**GIVEN TASK**
Begin at the line that contains "sidebar-divider — [0, 241, 121, 242]" and stop after the line that contains "sidebar-item-create[interactable]: 创建 —", converting only those lines of the items below into a numbered list with any blank lines omitted.

**GIVEN INFORMATION**
________________________
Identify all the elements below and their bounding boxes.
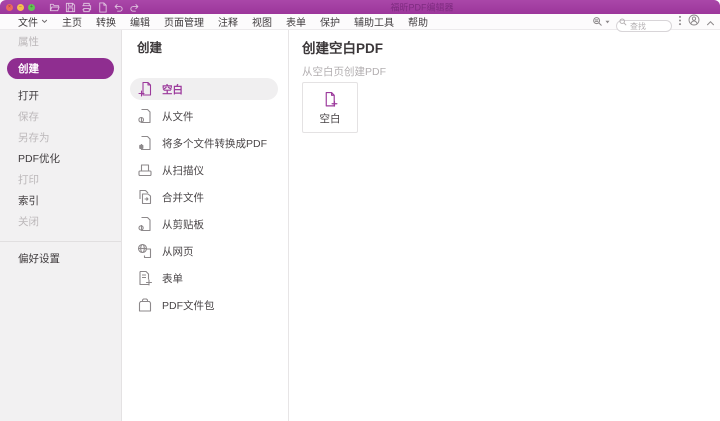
sidebar-divider — [0, 241, 121, 242]
create-panel: 创建 空白 从文件 将多个文件转换成PDF 从扫描仪 合并文件 从剪贴板 从网页… — [122, 30, 289, 421]
create-item-label: 从文件 — [162, 110, 194, 123]
form-icon — [137, 270, 153, 286]
from-file-icon — [137, 108, 153, 124]
search-box — [616, 16, 672, 32]
create-item-label: 从扫描仪 — [162, 164, 204, 177]
clipboard-icon — [137, 216, 153, 232]
save-icon[interactable] — [65, 2, 76, 13]
menubar-right-controls — [592, 13, 715, 32]
menu-view[interactable]: 视图 — [245, 14, 279, 29]
more-options-icon[interactable] — [678, 13, 682, 31]
menu-help[interactable]: 帮助 — [401, 14, 435, 29]
app-window: × − + 福昕PDF编辑器 文件 主页 转换 编辑 页面管理 注释 视图 表单… — [0, 0, 720, 421]
account-icon[interactable] — [688, 13, 700, 31]
create-item-label: 合并文件 — [162, 191, 204, 204]
close-window-button[interactable]: × — [6, 3, 13, 11]
menu-edit[interactable]: 编辑 — [123, 14, 157, 29]
sidebar-item-save: 保存 — [18, 111, 39, 123]
blank-page-icon — [325, 91, 337, 107]
menu-comment[interactable]: 注释 — [211, 14, 245, 29]
search-icon — [619, 17, 627, 25]
combine-files-icon — [137, 189, 153, 205]
caret-down-icon — [605, 20, 610, 23]
content-title: 创建空白PDF — [302, 41, 383, 56]
create-item-form[interactable]: 表单 — [130, 267, 278, 289]
sidebar-item-print: 打印 — [18, 174, 39, 186]
menu-convert[interactable]: 转换 — [89, 14, 123, 29]
create-item-label: 从网页 — [162, 245, 194, 258]
sidebar-item-create[interactable]: 创建 — [7, 58, 114, 79]
create-item-blank[interactable]: 空白 — [130, 78, 278, 100]
menu-home[interactable]: 主页 — [55, 14, 89, 29]
sidebar-item-save-as: 另存为 — [18, 132, 50, 144]
sidebar-item-index[interactable]: 索引 — [0, 190, 121, 211]
create-item-from-file[interactable]: 从文件 — [130, 105, 278, 127]
create-panel-title: 创建 — [137, 41, 163, 55]
sidebar-item-pdf-optimize[interactable]: PDF优化 — [0, 148, 121, 169]
open-folder-icon[interactable] — [49, 2, 60, 13]
new-document-icon[interactable] — [97, 1, 108, 13]
create-item-label: PDF文件包 — [162, 299, 215, 312]
sidebar-item-open[interactable]: 打开 — [0, 85, 121, 106]
create-item-label: 将多个文件转换成PDF — [162, 137, 267, 150]
create-item-label: 从剪贴板 — [162, 218, 204, 231]
collapse-ribbon-icon[interactable] — [706, 13, 715, 31]
create-item-from-clipboard[interactable]: 从剪贴板 — [130, 213, 278, 235]
create-item-multiple-files[interactable]: 将多个文件转换成PDF — [130, 132, 278, 154]
print-icon[interactable] — [81, 2, 92, 13]
traffic-lights: × − + — [6, 3, 35, 11]
webpage-icon — [137, 243, 153, 259]
minimize-window-button[interactable]: − — [17, 3, 24, 11]
menu-form[interactable]: 表单 — [279, 14, 313, 29]
create-item-from-webpage[interactable]: 从网页 — [130, 240, 278, 262]
sidebar-item-properties: 属性 — [18, 36, 39, 48]
blank-page-icon — [137, 81, 153, 97]
quick-access-toolbar — [49, 1, 140, 13]
portfolio-icon — [137, 297, 153, 313]
zoom-window-button[interactable]: + — [28, 3, 35, 11]
search-tools-icon[interactable] — [592, 16, 610, 28]
create-item-combine-files[interactable]: 合并文件 — [130, 186, 278, 208]
blank-pdf-card[interactable]: 空白 — [302, 82, 358, 133]
menu-protect[interactable]: 保护 — [313, 14, 347, 29]
redo-icon[interactable] — [129, 2, 140, 13]
chevron-down-icon — [41, 19, 48, 24]
menubar: 文件 主页 转换 编辑 页面管理 注释 视图 表单 保护 辅助工具 帮助 — [0, 13, 720, 32]
create-item-from-scanner[interactable]: 从扫描仪 — [130, 159, 278, 181]
sidebar-item-close: 关闭 — [18, 216, 39, 228]
window-title: 福昕PDF编辑器 — [390, 2, 454, 13]
create-blank-pdf-section: 创建空白PDF 从空白页创建PDF 空白 — [289, 30, 720, 421]
menu-accessibility-tools[interactable]: 辅助工具 — [347, 14, 401, 29]
multiple-files-icon — [137, 135, 153, 151]
create-options-list: 空白 从文件 将多个文件转换成PDF 从扫描仪 合并文件 从剪贴板 从网页 表单… — [122, 78, 288, 316]
blank-card-label: 空白 — [319, 112, 341, 125]
create-item-label: 表单 — [162, 272, 183, 285]
scanner-icon — [137, 162, 153, 178]
menu-file[interactable]: 文件 — [11, 14, 55, 29]
menu-page-management[interactable]: 页面管理 — [157, 14, 211, 29]
backstage-view: 属性 创建 打开 保存 另存为 PDF优化 打印 索引 关闭 偏好设置 创建 空… — [0, 30, 720, 421]
titlebar: × − + 福昕PDF编辑器 — [0, 0, 720, 14]
backstage-sidebar: 属性 创建 打开 保存 另存为 PDF优化 打印 索引 关闭 偏好设置 — [0, 30, 122, 421]
sidebar-item-preferences[interactable]: 偏好设置 — [0, 248, 121, 269]
create-item-pdf-portfolio[interactable]: PDF文件包 — [130, 294, 278, 316]
content-subtitle: 从空白页创建PDF — [302, 66, 386, 78]
create-item-label: 空白 — [162, 83, 183, 96]
undo-icon[interactable] — [113, 2, 124, 13]
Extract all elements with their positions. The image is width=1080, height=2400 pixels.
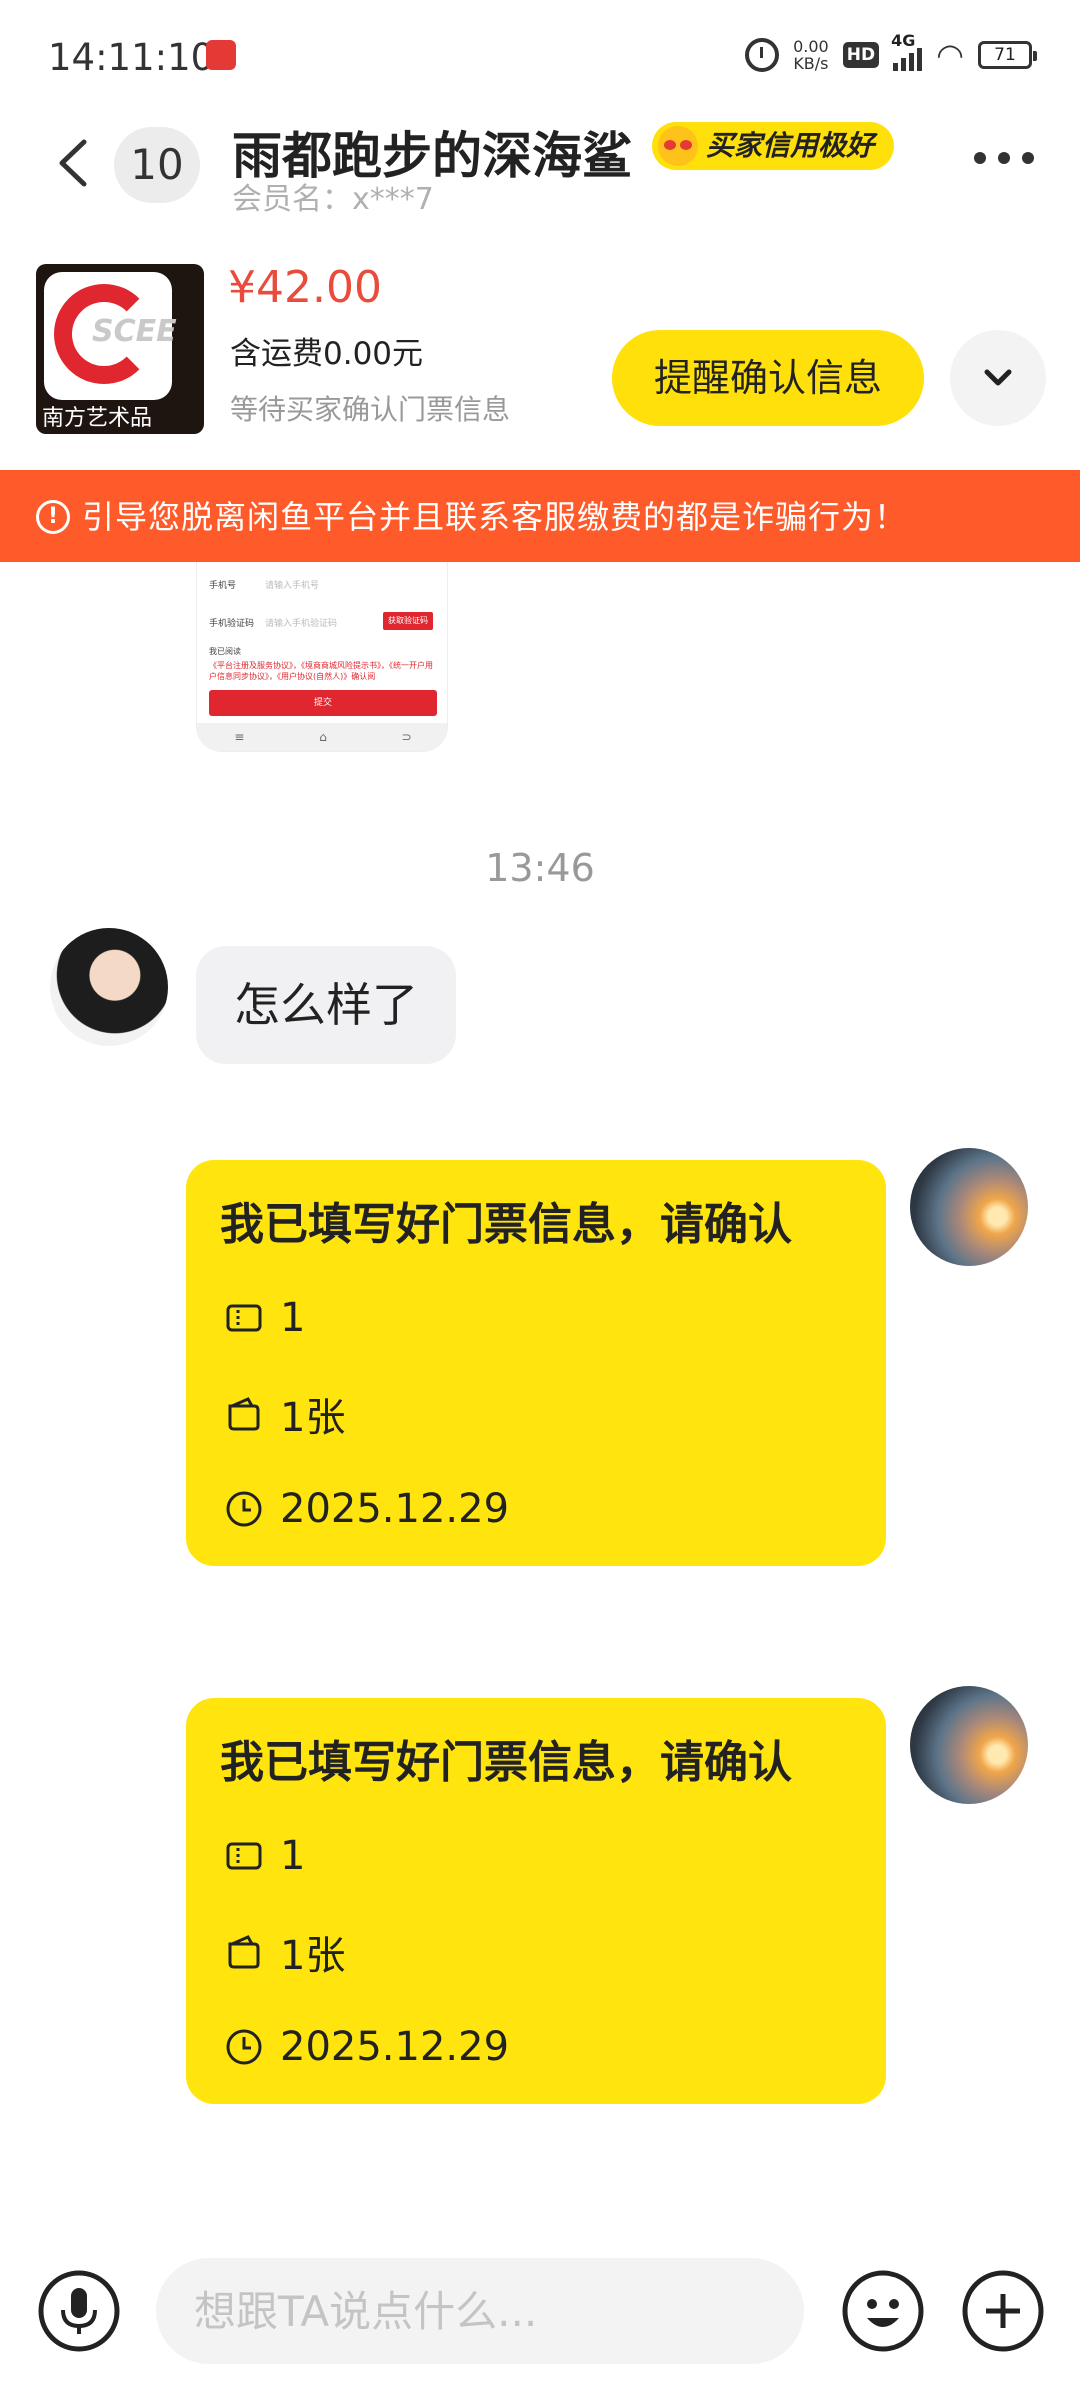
wifi-icon: ◠	[936, 36, 964, 74]
emoji-button[interactable]	[840, 2268, 926, 2354]
message-input[interactable]	[156, 2258, 804, 2364]
ticket-card-title: 我已填写好门票信息，请确认	[220, 1737, 792, 1788]
status-bar: 14:11:10 0.00 KB/s HD 4G ◠ 71	[0, 0, 1080, 110]
buyer-avatar[interactable]	[50, 928, 168, 1046]
buyer-credit-badge: 买家信用极好	[652, 122, 895, 170]
clock-icon	[226, 1491, 262, 1527]
message-input-bar	[0, 2222, 1080, 2400]
product-price: ¥42.00	[228, 262, 382, 313]
member-name: 会员名：x***7	[232, 182, 434, 217]
chat-timestamp: 13:46	[485, 846, 595, 890]
chevron-left-icon	[59, 139, 87, 187]
emoji-icon	[842, 2270, 924, 2352]
ticket-count-row: 1	[224, 1293, 305, 1343]
alarm-icon	[745, 38, 780, 72]
ticket-count-row: 1	[224, 1831, 305, 1881]
status-icons: 0.00 KB/s HD 4G ◠ 71	[745, 31, 1037, 74]
clock-icon	[226, 2029, 262, 2065]
expand-button[interactable]	[950, 330, 1046, 426]
remind-confirm-button[interactable]: 提醒确认信息	[612, 330, 924, 426]
ticket-info-card[interactable]: 我已填写好门票信息，请确认 1 1张 2025.12.29	[186, 1698, 886, 2104]
app-notification-icon	[206, 40, 236, 70]
warning-text: 引导您脱离闲鱼平台并且联系客服缴费的都是诈骗行为！	[82, 498, 908, 536]
ticket-quantity-row: 1张	[224, 1389, 345, 1441]
shared-screenshot-image[interactable]: 手机号 请输入手机号 手机验证码 请输入手机验证码 获取验证码 我已阅读 《平台…	[196, 562, 448, 752]
ticket-icon	[226, 1842, 262, 1870]
shipping-fee: 含运费0.00元	[230, 336, 424, 372]
product-image[interactable]: SCEE 南方艺术品	[36, 264, 204, 434]
ticket-info-card[interactable]: 我已填写好门票信息，请确认 1 1张 2025.12.29	[186, 1160, 886, 1566]
back-button[interactable]	[48, 128, 98, 198]
unread-count-badge[interactable]: 10	[114, 127, 200, 203]
ticket-date-row: 2025.12.29	[224, 1484, 509, 1534]
ticket-card-title: 我已填写好门票信息，请确认	[220, 1199, 792, 1250]
wallet-icon	[228, 1935, 260, 1969]
sunglasses-face-icon	[658, 126, 698, 166]
order-status: 等待买家确认门票信息	[230, 393, 511, 426]
network-speed: 0.00 KB/s	[793, 37, 829, 73]
ticket-icon	[226, 1304, 262, 1332]
chat-header: 10 雨都跑步的深海鲨 买家信用极好 会员名：x***7	[0, 110, 1080, 220]
warning-icon: !	[36, 500, 70, 534]
received-message-bubble[interactable]: 怎么样了	[196, 946, 456, 1064]
ticket-quantity-row: 1张	[224, 1927, 345, 1979]
screenshot-nav-bar: ≡ ⌂ ⊃	[197, 723, 447, 751]
add-attachment-button[interactable]	[960, 2268, 1046, 2354]
signal-icon: 4G	[891, 31, 923, 71]
product-card[interactable]: SCEE 南方艺术品 ¥42.00 含运费0.00元 等待买家确认门票信息 提醒…	[0, 258, 1080, 458]
chevron-down-icon	[984, 369, 1012, 386]
more-options-button[interactable]	[974, 152, 1034, 164]
hd-icon: HD	[842, 42, 880, 68]
status-time: 14:11:10	[48, 36, 215, 79]
fraud-warning-banner: ! 引导您脱离闲鱼平台并且联系客服缴费的都是诈骗行为！	[0, 470, 1080, 562]
product-image-caption: 南方艺术品	[42, 406, 153, 431]
plus-icon	[962, 2270, 1044, 2352]
battery-icon: 71	[978, 41, 1037, 69]
voice-button[interactable]	[36, 2268, 122, 2354]
ticket-date-row: 2025.12.29	[224, 2022, 509, 2072]
microphone-icon	[38, 2270, 120, 2352]
product-logo: SCEE	[44, 272, 177, 400]
seller-avatar[interactable]	[910, 1686, 1028, 1804]
wallet-icon	[228, 1397, 260, 1431]
seller-avatar[interactable]	[910, 1148, 1028, 1266]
________________________
**TASK RESPONSE**
1. sidebar-divider — [0, 241, 121, 242]
2. create-panel: 创建 空白 从文件 将多个文件转换成PDF 从扫描仪 合并文件 从剪贴板 从网页… — [122, 30, 289, 421]
3. create-item-label: 从文件 — [162, 110, 194, 123]
4. form-icon — [137, 270, 153, 286]
5. from-file-icon — [137, 108, 153, 124]
6. search-box — [616, 16, 672, 32]
7. create-item-label: 从扫描仪 — [162, 164, 204, 177]
8. clipboard-icon — [137, 216, 153, 232]
9. save-icon[interactable] — [65, 2, 76, 13]
10. menubar-right-controls — [592, 13, 715, 32]
11. menu-view[interactable]: 视图 — [245, 14, 279, 29]
12. more-options-icon[interactable] — [678, 13, 682, 31]
13. menu-help[interactable]: 帮助 — [401, 14, 435, 29]
14. app-window: × − + 福昕PDF编辑器 文件 主页 转换 编辑 页面管理 注释 视图 表单… — [0, 0, 720, 421]
15. account-icon[interactable] — [688, 13, 700, 31]
16. create-item-label: 合并文件 — [162, 191, 204, 204]
17. close-window-button[interactable]: × — [6, 3, 13, 11]
18. menu-edit[interactable]: 编辑 — [123, 14, 157, 29]
19. sidebar-item-save: 保存 — [18, 111, 39, 123]
20. blank-page-icon — [325, 91, 337, 107]
21. menu-comment[interactable]: 注释 — [211, 14, 245, 29]
22. search-icon — [619, 17, 627, 25]
23. combine-files-icon — [137, 189, 153, 205]
24. caret-down-icon — [605, 20, 610, 23]
25. content-title: 创建空白PDF — [302, 41, 383, 56]
26. create-item-form[interactable]: 表单 — [130, 267, 278, 289]
27. sidebar-item-print: 打印 — [18, 174, 39, 186]
28. menu-convert[interactable]: 转换 — [89, 14, 123, 29]
29. create-item-label: 从网页 — [162, 245, 194, 258]
30. sidebar-item-create[interactable]: 创建 — [7, 58, 114, 79]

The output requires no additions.